** begin DATA SECTION **
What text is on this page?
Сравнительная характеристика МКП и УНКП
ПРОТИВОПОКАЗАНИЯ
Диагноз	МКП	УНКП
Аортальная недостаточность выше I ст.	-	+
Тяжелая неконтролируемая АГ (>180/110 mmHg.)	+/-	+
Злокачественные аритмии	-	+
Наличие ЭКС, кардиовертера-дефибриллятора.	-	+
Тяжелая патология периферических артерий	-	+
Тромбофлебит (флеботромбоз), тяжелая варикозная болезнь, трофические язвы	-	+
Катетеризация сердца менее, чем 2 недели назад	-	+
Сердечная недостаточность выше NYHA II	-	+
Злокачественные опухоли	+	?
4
** end DATA SECTION **
** begin DATA SECTION **
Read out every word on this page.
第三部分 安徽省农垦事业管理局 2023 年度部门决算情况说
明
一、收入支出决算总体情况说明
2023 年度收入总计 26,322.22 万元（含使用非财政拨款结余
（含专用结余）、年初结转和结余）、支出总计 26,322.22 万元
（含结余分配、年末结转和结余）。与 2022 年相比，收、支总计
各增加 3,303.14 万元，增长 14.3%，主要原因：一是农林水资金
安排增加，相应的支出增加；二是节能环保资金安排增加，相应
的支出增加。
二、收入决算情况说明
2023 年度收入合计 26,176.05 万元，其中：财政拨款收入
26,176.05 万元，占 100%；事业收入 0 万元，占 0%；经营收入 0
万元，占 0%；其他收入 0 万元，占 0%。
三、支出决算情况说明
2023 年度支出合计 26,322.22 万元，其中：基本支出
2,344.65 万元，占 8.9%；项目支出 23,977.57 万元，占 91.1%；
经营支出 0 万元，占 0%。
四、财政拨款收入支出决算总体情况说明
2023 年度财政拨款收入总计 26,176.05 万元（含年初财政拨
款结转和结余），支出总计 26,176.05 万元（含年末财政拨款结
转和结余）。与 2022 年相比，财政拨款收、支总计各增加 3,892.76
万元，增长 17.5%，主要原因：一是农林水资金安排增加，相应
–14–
** end DATA SECTION **
STATED PROBLEM -> Return all lines containing "Злокачественные".

RESULT ->
Злокачественные аритмии	-	+
Злокачественные опухоли	+	?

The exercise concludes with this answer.